▶ Selected excerpt:
-*-*-

Also, if you're getting a lot of pressure in the groinular region when you lower your upper body to get into a lower position (drops, resting your forearms on the bars), you're not flexible enough for that amount of drop. This doesn't mean you never will be, just that you need to work on it. Look into doing some stretches to increase hamstring and lower back flexibility. These stretches are critical for cycling as it will allow a more efficient position and help with injury prevention.

Anyway, best of luck sorting it all out! Remember though, fit is a constantly evolving thing. Don't neglect periodic re-evaluations.


----------



## Bigguyonbike (May 16, 2014)

I had a similar problem when I switched from a hybrid to a road bike. I got a fitting at my lbs and it helped a lot. My seat needed some adjustment. Also, I started out with a cheap pair of bike shorts. A friend convinced me to spend $100 on a pair of bibs. That helped a ton! Are you wearing good shorts? Sorry if that's a dumb question. Best of luck!


----------



## jef (May 22, 2014)

The pain is likely due to your body angle when riding. First, your hands should be on the hoods, not the drops. Observe other road cyclists and you will see that 95% of the time they ride on the hoods since it offers a more comfortable position, and better control of the steering, brakes and shifting. Because you are leaning forward more, you are likely sitting on the front half of your saddle, which is painful jusy thinking about. Scootch the saddle forward a tad or begin to ride on the hoods. I had a similar experience and another cyclist had to show me how much of a noob I was


----------



## PJ352 (Dec 5, 2007)

Some thoughts on this post...



jef said:


> The pain is likely due to your body angle when riding. First, your hands should be on the hoods, not the drops. Observe other road cyclists and you will see that 95% of the time they ride on the hoods since it offers a more comfortable position, and better control of the steering, brakes and shifting.

-*-*-

▶ Given entries:

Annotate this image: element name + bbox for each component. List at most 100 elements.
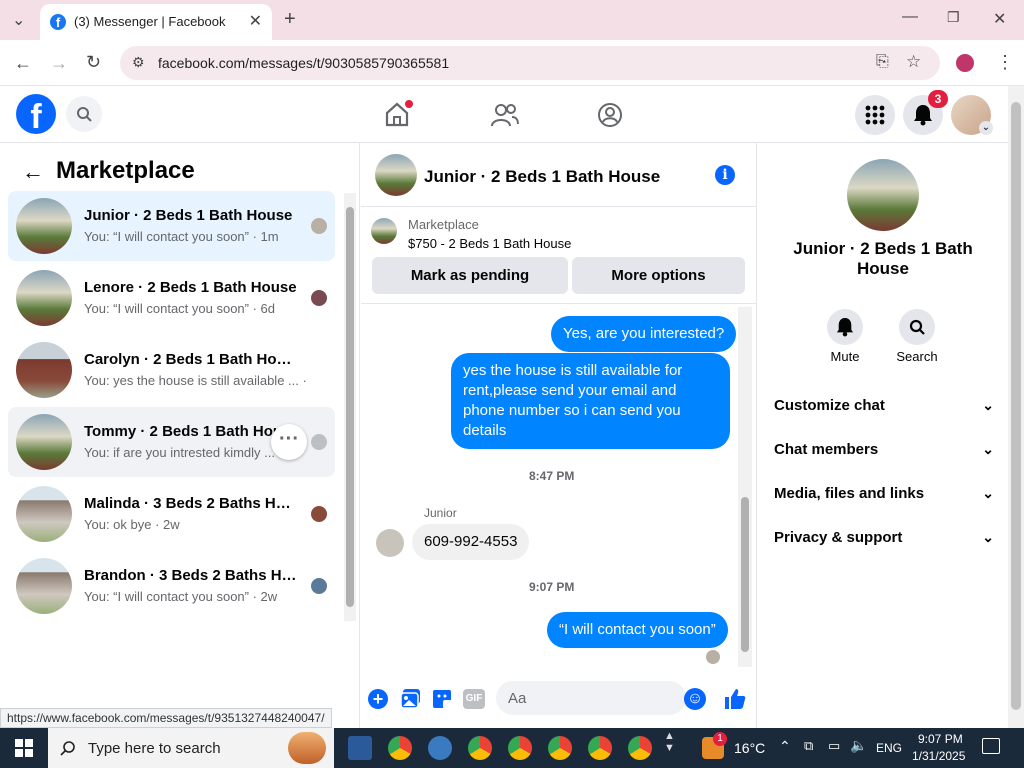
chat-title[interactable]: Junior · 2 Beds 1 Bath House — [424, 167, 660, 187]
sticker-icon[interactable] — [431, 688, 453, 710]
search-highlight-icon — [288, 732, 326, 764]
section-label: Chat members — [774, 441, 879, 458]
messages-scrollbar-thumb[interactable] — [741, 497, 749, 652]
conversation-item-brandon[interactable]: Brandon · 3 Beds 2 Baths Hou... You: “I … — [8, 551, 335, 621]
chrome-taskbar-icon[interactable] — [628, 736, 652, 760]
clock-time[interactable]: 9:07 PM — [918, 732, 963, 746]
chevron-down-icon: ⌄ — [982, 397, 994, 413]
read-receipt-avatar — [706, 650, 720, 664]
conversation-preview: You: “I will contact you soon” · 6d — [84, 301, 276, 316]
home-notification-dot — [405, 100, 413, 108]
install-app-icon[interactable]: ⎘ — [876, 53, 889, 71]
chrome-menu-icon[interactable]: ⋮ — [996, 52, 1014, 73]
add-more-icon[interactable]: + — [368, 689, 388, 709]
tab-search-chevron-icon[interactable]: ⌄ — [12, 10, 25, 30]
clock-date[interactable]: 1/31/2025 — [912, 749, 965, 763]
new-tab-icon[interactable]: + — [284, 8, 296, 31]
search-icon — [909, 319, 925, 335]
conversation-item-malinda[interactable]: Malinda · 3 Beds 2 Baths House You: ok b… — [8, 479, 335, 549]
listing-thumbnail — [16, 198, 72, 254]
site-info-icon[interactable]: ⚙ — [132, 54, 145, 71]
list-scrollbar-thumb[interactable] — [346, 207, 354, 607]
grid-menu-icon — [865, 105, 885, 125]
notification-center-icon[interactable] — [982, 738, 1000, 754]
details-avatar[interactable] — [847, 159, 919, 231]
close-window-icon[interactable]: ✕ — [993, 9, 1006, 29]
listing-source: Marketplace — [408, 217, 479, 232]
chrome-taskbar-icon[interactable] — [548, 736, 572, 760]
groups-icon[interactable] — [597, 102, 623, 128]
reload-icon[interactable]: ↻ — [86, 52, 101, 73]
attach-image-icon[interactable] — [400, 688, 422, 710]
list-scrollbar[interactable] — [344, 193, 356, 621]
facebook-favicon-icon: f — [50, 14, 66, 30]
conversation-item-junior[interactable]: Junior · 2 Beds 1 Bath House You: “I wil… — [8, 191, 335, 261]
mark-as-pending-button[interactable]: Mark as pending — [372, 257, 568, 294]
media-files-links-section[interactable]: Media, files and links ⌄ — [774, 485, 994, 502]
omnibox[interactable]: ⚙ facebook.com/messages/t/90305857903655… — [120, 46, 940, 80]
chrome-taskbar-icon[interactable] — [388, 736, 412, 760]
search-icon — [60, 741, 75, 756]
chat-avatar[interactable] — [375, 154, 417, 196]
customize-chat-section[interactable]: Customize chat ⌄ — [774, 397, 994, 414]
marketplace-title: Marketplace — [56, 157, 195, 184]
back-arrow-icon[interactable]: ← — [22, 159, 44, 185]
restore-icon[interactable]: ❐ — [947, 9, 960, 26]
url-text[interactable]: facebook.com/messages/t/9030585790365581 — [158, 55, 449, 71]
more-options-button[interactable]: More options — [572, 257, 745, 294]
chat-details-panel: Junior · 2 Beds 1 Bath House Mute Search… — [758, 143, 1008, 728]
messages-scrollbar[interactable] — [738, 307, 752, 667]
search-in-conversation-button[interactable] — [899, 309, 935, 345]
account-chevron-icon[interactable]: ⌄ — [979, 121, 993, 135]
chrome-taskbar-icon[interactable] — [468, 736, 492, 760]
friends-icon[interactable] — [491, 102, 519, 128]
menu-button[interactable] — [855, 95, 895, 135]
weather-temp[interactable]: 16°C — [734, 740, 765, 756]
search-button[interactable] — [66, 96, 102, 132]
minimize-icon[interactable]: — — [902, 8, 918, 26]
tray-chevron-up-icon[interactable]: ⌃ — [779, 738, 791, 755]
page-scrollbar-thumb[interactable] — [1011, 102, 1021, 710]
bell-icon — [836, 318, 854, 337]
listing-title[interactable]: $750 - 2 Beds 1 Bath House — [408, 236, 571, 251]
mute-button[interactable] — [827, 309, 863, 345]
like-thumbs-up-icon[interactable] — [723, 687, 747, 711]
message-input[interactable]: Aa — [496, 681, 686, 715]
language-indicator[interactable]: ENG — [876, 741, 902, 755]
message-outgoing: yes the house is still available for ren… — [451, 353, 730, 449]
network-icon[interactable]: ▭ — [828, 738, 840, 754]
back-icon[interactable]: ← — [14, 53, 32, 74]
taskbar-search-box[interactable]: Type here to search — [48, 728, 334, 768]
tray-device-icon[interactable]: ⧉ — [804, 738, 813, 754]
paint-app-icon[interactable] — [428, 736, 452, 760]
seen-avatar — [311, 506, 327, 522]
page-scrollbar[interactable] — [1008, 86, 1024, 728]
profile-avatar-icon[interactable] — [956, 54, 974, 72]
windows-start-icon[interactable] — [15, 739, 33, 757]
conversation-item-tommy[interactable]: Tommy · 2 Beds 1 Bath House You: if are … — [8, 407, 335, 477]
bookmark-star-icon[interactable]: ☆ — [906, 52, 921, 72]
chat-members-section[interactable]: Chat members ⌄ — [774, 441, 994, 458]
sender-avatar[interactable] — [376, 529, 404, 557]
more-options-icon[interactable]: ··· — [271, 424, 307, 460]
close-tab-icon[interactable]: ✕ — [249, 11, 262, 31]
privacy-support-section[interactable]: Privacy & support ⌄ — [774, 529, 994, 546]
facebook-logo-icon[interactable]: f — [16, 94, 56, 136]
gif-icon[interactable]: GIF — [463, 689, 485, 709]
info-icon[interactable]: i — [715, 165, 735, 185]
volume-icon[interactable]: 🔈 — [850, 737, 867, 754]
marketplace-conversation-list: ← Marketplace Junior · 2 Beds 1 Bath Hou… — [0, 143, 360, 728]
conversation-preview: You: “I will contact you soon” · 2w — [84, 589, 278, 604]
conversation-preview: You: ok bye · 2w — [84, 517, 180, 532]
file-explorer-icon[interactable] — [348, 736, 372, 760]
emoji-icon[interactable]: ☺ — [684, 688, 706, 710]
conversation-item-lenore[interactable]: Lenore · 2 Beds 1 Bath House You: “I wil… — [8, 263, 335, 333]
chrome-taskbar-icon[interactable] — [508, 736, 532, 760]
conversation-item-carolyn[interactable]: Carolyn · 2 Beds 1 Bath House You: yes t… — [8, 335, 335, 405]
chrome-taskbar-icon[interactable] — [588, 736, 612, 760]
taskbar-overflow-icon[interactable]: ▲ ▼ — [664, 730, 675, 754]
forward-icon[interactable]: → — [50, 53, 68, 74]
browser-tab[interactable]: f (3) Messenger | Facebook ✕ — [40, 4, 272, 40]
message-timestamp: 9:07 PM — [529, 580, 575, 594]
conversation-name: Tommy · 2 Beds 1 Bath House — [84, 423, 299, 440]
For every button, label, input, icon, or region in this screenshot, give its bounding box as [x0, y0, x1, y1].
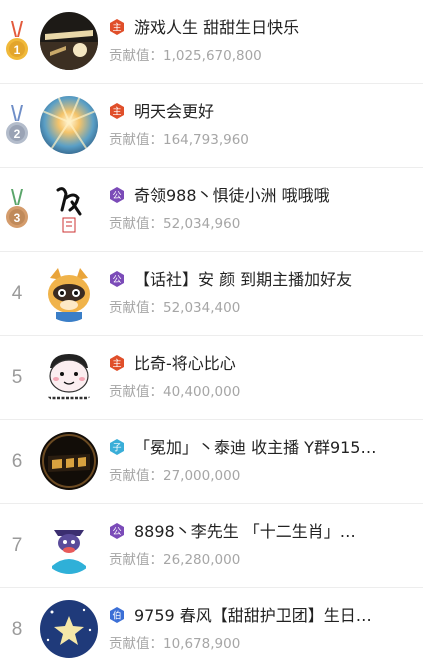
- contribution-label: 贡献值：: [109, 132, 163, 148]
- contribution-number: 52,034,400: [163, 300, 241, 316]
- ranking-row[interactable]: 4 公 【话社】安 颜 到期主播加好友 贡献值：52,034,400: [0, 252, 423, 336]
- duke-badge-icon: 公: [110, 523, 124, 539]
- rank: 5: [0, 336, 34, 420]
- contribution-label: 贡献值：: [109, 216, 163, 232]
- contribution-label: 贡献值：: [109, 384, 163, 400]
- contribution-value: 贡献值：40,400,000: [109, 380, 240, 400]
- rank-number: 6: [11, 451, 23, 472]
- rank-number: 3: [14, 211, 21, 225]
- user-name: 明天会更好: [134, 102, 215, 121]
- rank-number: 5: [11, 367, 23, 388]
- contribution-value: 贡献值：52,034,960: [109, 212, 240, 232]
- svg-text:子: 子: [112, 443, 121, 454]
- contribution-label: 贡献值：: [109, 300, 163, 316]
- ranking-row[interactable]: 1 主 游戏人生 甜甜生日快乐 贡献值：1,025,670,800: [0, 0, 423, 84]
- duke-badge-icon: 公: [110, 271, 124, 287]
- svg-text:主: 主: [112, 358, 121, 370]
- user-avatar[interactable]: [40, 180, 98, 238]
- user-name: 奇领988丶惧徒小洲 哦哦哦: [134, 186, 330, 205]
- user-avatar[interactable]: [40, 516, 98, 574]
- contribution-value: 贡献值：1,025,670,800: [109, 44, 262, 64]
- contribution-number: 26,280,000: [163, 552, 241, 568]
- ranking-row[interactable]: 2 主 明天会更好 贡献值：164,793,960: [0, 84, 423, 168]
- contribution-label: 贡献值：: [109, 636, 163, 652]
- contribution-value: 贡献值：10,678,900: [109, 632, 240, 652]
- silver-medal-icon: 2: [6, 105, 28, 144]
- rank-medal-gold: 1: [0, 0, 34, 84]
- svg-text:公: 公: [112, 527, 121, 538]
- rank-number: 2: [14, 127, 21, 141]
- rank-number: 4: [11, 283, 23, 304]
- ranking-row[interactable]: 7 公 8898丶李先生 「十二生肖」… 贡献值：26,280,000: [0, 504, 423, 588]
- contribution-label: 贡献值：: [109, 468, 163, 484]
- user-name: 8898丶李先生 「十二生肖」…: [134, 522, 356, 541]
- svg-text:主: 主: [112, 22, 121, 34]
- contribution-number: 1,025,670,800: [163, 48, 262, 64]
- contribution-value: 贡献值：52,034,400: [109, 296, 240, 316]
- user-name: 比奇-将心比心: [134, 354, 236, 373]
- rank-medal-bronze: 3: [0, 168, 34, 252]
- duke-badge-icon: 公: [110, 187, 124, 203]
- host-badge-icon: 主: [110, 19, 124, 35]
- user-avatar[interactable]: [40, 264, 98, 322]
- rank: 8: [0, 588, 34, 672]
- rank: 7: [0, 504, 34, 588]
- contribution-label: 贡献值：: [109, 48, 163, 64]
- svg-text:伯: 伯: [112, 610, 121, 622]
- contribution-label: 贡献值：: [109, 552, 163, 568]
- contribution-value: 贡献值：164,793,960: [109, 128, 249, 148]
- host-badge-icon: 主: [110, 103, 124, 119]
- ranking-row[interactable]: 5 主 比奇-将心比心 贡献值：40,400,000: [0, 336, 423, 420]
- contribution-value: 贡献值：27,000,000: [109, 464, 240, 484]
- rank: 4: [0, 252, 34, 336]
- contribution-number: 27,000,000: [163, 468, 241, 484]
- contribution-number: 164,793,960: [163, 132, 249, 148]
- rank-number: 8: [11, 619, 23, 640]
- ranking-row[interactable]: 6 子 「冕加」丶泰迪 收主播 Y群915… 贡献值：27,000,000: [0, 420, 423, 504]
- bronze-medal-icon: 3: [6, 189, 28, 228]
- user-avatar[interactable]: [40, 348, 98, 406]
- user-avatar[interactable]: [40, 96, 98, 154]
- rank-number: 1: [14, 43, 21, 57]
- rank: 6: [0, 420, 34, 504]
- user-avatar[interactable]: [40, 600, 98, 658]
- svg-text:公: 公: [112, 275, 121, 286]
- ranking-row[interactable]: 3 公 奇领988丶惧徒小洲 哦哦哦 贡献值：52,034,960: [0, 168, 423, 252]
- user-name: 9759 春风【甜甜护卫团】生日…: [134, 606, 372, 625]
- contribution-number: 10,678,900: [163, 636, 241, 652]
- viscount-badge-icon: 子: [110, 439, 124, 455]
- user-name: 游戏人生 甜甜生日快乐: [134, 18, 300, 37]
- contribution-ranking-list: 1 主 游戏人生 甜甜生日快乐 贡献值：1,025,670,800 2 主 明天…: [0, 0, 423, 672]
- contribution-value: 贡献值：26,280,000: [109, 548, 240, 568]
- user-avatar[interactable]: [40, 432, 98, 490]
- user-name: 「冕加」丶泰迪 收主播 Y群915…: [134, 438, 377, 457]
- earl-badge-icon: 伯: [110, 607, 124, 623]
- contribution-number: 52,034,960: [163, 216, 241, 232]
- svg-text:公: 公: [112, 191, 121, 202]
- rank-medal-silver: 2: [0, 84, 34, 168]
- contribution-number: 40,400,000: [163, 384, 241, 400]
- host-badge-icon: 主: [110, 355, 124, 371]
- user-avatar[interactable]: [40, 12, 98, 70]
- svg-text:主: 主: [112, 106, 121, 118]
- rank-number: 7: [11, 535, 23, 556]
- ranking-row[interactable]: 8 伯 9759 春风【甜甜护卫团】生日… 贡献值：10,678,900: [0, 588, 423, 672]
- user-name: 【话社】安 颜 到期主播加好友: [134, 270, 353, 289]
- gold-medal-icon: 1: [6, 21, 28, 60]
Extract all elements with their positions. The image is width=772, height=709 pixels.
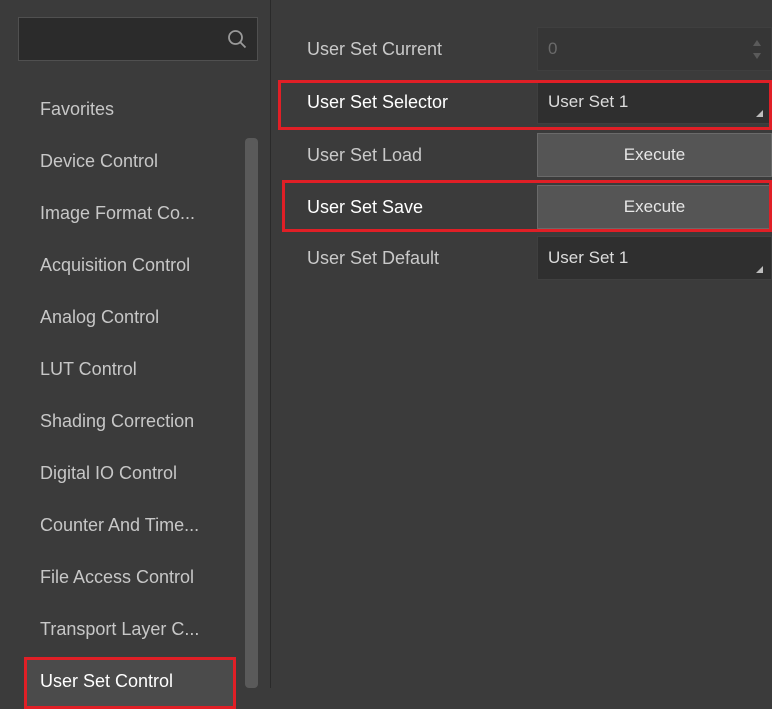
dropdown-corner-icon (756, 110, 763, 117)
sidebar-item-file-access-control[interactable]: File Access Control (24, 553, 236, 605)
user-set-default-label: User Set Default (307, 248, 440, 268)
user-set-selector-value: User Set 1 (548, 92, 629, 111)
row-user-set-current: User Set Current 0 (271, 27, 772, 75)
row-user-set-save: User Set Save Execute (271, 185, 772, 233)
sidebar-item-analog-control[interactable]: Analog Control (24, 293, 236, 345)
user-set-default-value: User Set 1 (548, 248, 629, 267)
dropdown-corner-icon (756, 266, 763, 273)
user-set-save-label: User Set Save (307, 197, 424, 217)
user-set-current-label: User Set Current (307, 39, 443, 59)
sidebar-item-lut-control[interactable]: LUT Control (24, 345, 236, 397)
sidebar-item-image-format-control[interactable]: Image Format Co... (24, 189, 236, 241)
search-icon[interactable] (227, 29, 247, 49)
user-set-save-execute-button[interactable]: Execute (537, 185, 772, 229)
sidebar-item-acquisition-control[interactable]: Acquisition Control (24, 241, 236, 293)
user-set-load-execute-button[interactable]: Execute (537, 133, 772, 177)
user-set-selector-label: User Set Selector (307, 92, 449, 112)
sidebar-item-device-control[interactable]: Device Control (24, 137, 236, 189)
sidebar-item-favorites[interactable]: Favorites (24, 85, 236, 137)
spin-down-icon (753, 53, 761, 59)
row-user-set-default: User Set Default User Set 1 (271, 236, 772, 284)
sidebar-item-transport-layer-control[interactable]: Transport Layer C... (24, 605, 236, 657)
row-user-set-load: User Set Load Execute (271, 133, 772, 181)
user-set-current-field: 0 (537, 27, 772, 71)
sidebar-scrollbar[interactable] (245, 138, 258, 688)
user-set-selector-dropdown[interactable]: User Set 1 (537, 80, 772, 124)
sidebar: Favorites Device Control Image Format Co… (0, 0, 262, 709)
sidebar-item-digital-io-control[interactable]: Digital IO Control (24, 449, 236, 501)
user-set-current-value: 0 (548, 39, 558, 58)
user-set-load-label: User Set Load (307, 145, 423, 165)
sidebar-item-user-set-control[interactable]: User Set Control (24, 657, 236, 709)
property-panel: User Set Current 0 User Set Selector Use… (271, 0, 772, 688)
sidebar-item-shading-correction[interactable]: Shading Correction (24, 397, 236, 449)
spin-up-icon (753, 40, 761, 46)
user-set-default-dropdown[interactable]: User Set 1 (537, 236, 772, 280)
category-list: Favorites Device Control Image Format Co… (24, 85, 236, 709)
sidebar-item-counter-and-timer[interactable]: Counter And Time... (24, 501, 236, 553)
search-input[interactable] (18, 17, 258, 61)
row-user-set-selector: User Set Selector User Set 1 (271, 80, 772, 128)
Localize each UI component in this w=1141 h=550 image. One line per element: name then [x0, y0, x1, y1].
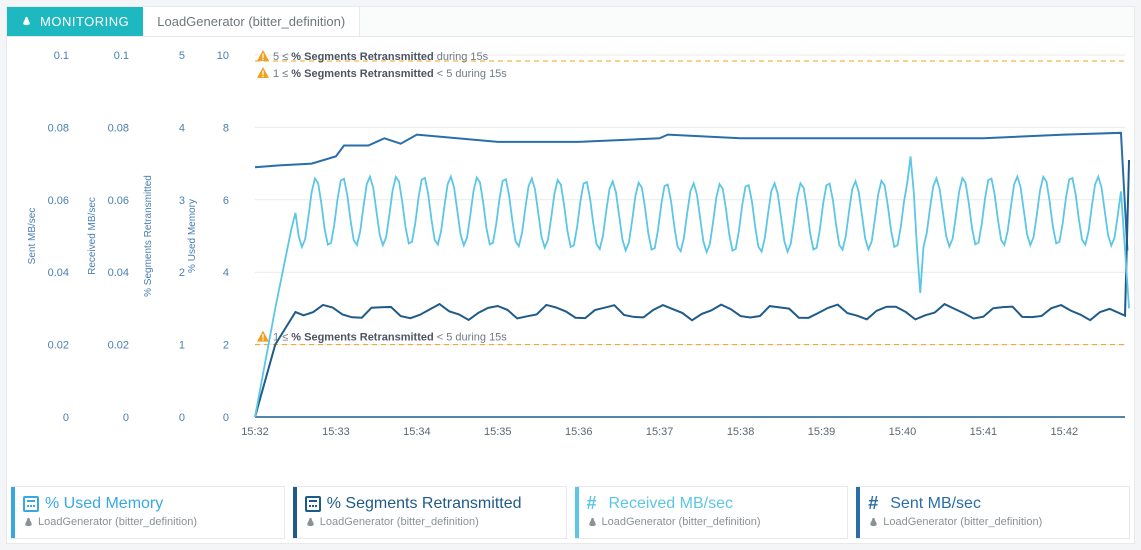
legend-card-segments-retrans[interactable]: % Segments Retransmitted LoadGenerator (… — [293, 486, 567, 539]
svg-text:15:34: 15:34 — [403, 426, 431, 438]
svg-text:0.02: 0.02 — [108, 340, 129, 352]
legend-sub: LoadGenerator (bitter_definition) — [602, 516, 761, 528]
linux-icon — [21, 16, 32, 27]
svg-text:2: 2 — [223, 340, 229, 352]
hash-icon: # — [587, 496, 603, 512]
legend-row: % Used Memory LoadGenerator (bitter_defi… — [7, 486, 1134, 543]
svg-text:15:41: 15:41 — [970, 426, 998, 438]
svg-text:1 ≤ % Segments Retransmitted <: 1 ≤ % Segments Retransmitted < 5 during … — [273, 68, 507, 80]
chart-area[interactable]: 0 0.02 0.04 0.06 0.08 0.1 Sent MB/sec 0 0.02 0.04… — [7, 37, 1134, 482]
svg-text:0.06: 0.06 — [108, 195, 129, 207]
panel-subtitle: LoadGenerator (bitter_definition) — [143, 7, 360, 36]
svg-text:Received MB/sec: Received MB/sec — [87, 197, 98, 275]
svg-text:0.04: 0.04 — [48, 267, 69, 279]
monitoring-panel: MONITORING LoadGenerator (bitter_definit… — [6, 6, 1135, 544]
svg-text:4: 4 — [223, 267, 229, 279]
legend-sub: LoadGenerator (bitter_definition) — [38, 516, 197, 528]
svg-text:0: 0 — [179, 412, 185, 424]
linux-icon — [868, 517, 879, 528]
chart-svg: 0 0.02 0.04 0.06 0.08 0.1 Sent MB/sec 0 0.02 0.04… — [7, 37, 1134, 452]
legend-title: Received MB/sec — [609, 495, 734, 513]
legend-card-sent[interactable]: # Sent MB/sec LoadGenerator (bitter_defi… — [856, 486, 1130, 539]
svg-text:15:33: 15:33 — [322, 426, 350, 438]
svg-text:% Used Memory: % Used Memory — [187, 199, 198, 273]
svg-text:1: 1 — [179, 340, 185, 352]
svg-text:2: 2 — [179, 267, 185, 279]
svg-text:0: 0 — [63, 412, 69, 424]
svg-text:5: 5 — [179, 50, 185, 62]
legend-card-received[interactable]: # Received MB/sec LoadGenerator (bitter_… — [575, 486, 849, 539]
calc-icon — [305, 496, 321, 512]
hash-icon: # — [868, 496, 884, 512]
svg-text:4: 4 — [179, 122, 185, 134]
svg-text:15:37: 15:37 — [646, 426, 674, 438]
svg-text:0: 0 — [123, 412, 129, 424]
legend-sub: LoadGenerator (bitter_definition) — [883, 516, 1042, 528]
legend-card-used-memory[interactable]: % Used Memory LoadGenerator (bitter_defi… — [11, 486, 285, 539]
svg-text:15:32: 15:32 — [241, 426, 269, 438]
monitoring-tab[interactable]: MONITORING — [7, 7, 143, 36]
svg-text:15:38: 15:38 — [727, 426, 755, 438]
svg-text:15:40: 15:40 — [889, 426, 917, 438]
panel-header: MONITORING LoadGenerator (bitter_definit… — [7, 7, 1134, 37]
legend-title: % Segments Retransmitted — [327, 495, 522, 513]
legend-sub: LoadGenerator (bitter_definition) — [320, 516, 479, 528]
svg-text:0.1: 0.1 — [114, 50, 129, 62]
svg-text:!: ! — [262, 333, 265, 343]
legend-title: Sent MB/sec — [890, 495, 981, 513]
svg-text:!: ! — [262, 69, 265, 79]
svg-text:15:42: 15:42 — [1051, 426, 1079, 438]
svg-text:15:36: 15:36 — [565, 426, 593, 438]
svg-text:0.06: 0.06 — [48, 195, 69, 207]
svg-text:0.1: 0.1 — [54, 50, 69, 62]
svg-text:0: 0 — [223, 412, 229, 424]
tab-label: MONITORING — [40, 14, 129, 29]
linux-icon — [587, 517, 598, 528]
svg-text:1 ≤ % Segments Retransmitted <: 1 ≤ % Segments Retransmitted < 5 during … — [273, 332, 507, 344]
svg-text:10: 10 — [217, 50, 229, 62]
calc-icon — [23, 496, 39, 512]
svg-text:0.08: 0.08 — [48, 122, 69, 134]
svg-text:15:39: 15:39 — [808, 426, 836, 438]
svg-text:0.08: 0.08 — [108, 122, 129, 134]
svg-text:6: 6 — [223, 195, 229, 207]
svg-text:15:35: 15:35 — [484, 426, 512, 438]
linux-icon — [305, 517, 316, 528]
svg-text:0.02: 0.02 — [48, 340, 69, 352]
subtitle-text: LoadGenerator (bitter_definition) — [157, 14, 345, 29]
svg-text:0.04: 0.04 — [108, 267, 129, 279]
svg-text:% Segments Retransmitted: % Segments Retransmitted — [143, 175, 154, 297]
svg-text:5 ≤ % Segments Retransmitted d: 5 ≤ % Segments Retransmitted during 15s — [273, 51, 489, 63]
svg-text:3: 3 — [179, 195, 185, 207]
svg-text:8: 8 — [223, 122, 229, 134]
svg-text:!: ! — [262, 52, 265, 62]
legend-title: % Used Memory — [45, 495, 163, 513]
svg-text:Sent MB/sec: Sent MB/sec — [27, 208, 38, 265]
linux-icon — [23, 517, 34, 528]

-*-*-

▶ Tasks for this exercise:
(a) Answer these questions from the bike-fit thread:
(i) The stretches it recommends should increase flexibility in which two areas?
(ii) How much did Bigguyonbike spend on a pair of bibs?
(iii) According to jef, what percentage of the time do road cyclists ride on the hoods?
(b) Using the bike-fit thread, explain why jef says the hands should be on the hoods rather than the drops.

▶ Responses by task:
(a)
(i) The hamstrings and the lower back.
(ii) $100.
(iii) 95%.

(b) The hoods give a more comfortable position and better control of the steering, brakes and shifting. Riding on the drops makes the rider lean forward more, so they are likely sitting on the front half of the saddle.